* Work to do:
Turn the lines below into a JSON list of strings with one string per line, omitting any blank lines.

* Material provided:
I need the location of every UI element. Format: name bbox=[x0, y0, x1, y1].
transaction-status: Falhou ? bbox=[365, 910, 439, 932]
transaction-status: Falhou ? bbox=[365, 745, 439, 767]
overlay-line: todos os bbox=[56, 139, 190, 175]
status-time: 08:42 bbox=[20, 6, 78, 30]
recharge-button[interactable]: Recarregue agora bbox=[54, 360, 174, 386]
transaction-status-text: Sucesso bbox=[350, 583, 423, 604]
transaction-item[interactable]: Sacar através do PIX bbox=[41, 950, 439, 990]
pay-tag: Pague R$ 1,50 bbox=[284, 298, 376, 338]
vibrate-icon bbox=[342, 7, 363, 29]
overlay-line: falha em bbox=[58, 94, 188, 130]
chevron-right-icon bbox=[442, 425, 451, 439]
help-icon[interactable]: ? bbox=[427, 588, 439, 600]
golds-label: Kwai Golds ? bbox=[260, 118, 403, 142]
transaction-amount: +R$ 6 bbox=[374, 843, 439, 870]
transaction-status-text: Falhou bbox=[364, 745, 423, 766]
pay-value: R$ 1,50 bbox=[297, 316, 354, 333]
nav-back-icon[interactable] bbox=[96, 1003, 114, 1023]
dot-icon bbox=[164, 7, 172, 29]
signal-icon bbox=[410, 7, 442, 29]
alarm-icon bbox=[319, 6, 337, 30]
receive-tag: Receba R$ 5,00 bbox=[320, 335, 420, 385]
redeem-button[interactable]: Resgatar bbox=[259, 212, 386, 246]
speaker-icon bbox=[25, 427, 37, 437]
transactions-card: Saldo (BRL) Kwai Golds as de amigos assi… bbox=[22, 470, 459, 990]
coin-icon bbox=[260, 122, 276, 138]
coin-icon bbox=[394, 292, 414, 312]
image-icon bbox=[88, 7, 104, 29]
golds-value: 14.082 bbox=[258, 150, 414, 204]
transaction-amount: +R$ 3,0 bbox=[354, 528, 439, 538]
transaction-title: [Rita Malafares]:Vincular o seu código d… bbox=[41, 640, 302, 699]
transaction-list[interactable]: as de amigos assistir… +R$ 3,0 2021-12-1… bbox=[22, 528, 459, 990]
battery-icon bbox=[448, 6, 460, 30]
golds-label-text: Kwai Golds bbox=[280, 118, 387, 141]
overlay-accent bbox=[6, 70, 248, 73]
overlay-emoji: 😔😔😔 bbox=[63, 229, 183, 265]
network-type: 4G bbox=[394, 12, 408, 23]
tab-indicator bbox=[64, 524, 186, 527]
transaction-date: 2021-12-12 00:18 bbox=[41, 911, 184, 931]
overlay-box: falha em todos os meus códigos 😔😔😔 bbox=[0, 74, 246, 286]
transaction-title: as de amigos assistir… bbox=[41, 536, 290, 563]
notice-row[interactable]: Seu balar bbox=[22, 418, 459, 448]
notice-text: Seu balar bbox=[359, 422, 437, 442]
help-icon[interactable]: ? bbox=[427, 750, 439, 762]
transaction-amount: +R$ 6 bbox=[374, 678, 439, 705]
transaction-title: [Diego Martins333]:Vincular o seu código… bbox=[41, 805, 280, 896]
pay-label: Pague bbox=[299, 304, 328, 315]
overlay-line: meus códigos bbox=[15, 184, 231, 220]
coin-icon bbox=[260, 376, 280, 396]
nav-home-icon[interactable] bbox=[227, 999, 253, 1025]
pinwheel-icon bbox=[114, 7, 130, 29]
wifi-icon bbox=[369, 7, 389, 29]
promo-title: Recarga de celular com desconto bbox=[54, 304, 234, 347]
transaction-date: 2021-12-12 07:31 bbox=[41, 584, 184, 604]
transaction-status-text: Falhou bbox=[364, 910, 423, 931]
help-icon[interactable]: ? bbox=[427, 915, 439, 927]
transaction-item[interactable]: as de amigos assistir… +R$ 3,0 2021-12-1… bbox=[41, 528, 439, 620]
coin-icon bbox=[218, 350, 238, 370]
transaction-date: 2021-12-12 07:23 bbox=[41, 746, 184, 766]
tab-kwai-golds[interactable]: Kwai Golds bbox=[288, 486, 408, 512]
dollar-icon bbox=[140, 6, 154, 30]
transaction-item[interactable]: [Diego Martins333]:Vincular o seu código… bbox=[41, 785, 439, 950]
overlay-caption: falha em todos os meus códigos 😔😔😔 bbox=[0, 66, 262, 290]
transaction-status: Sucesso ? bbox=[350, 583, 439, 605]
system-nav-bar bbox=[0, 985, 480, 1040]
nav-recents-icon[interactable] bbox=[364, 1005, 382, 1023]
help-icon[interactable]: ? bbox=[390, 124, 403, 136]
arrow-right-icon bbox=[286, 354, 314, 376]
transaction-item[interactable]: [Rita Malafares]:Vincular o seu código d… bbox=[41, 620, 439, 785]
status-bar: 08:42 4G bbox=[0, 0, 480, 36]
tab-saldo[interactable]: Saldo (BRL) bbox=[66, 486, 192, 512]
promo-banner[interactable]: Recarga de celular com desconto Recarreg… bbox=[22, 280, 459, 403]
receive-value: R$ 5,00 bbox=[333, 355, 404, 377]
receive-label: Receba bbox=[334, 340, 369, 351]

* Exercise response:
[
  "I need the location of every UI element. Format: name bbox=[x0, y0, x1, y1].",
  "transaction-status: Falhou ? bbox=[365, 910, 439, 932]",
  "transaction-status: Falhou ? bbox=[365, 745, 439, 767]",
  "overlay-line: todos os bbox=[56, 139, 190, 175]",
  "status-time: 08:42 bbox=[20, 6, 78, 30]",
  "recharge-button[interactable]: Recarregue agora bbox=[54, 360, 174, 386]",
  "transaction-status-text: Sucesso bbox=[350, 583, 423, 604]",
  "transaction-item[interactable]: Sacar através do PIX bbox=[41, 950, 439, 990]",
  "pay-tag: Pague R$ 1,50 bbox=[284, 298, 376, 338]",
  "vibrate-icon bbox=[342, 7, 363, 29]",
  "overlay-line: falha em bbox=[58, 94, 188, 130]",
  "chevron-right-icon bbox=[442, 425, 451, 439]",
  "help-icon[interactable]: ? bbox=[427, 588, 439, 600]",
  "golds-label: Kwai Golds ? bbox=[260, 118, 403, 142]",
  "transaction-amount: +R$ 6 bbox=[374, 843, 439, 870]",
  "transaction-status-text: Falhou bbox=[364, 745, 423, 766]",
  "pay-value: R$ 1,50 bbox=[297, 316, 354, 333]",
  "nav-back-icon[interactable] bbox=[96, 1003, 114, 1023]",
  "dot-icon bbox=[164, 7, 172, 29]",
  "signal-icon bbox=[410, 7, 442, 29]",
  "alarm-icon bbox=[319, 6, 337, 30]",
  "receive-tag: Receba R$ 5,00 bbox=[320, 335, 420, 385]",
  "redeem-button[interactable]: Resgatar bbox=[259, 212, 386, 246]",
  "speaker-icon bbox=[25, 427, 37, 437]",
  "transactions-card: Saldo (BRL) Kwai Golds as de amigos assi… bbox=[22, 470, 459, 990]",
  "coin-icon bbox=[260, 122, 276, 138]",
  "coin-icon bbox=[394, 292, 414, 312]",
  "image-icon bbox=[88, 7, 104, 29]",
  "golds-value: 14.082 bbox=[258, 150, 414, 204]",
  "transaction-amount: +R$ 3,0 bbox=[354, 528, 439, 538]",
  "transaction-title: [Rita Malafares]:Vincular o seu código d… bbox=[41, 640, 302, 699]",
  "transaction-list[interactable]: as de amigos assistir… +R$ 3,0 2021-12-1… bbox=[22, 528, 459, 990]",
  "battery-icon bbox=[448, 6, 460, 30]",
  "golds-label-text: Kwai Golds bbox=[280, 118, 387, 141]",
  "overlay-accent bbox=[6, 70, 248, 73]",
  "overlay-emoji: 😔😔😔 bbox=[63, 229, 183, 265]",
  "network-type: 4G bbox=[394, 12, 408, 23]",
  "tab-indicator bbox=[64, 524, 186, 527]",
  "transaction-date: 2021-12-12 00:18 bbox=[41, 911, 184, 931]",
  "overlay-box: falha em todos os meus códigos 😔😔😔 bbox=[0, 74, 246, 286]",
  "transaction-title: as de amigos assistir… bbox=[41, 536, 290, 563]",
  "notice-row[interactable]: Seu balar bbox=[22, 418, 459, 448]",
  "notice-text: Seu balar bbox=[359, 422, 437, 442]",
  "help-icon[interactable]: ? bbox=[427, 750, 439, 762]",
  "transaction-amount: +R$ 6 bbox=[374, 678, 439, 705]",
  "transaction-title: [Diego Martins333]:Vincular o seu código… bbox=[41, 805, 280, 896]",
  "pay-label: Pague bbox=[299, 304, 328, 315]",
  "overlay-line: meus códigos bbox=[15, 184, 231, 220]",
  "coin-icon bbox=[260, 376, 280, 396]",
  "nav-home-icon[interactable] bbox=[227, 999, 253, 1025]",
  "pinwheel-icon bbox=[114, 7, 130, 29]",
  "wifi-icon bbox=[369, 7, 389, 29]",
  "promo-title: Recarga de celular com desconto bbox=[54, 304, 234, 347]",
  "transaction-date: 2021-12-12 07:31 bbox=[41, 584, 184, 604]",
  "transaction-status-text: Falhou bbox=[364, 910, 423, 931]",
  "help-icon[interactable]: ? bbox=[427, 915, 439, 927]",
  "transaction-item[interactable]: as de amigos assistir… +R$ 3,0 2021-12-1… bbox=[41, 528, 439, 620]",
  "coin-icon bbox=[218, 350, 238, 370]",
  "transaction-date: 2021-12-12 07:23 bbox=[41, 746, 184, 766]",
  "tab-kwai-golds[interactable]: Kwai Golds bbox=[288, 486, 408, 512]",
  "dollar-icon bbox=[140, 6, 154, 30]",
  "transaction-item[interactable]: [Diego Martins333]:Vincular o seu código… bbox=[41, 785, 439, 950]",
  "overlay-caption: falha em todos os meus códigos 😔😔😔 bbox=[0, 66, 262, 290]",
  "transaction-status: Sucesso ? bbox=[350, 583, 439, 605]",
  "system-nav-bar bbox=[0, 985, 480, 1040]",
  "nav-recents-icon[interactable] bbox=[364, 1005, 382, 1023]",
  "help-icon[interactable]: ? bbox=[390, 124, 403, 136]",
  "arrow-right-icon bbox=[286, 354, 314, 376]",
  "transaction-item[interactable]: [Rita Malafares]:Vincular o seu código d… bbox=[41, 620, 439, 785]",
  "status-bar: 08:42 4G bbox=[0, 0, 480, 36]",
  "tab-saldo[interactable]: Saldo (BRL) bbox=[66, 486, 192, 512]",
  "promo-banner[interactable]: Recarga de celular com desconto Recarreg… bbox=[22, 280, 459, 403]",
  "receive-value: R$ 5,00 bbox=[333, 355, 404, 377]",
  "receive-label: Receba bbox=[334, 340, 369, 351]"
]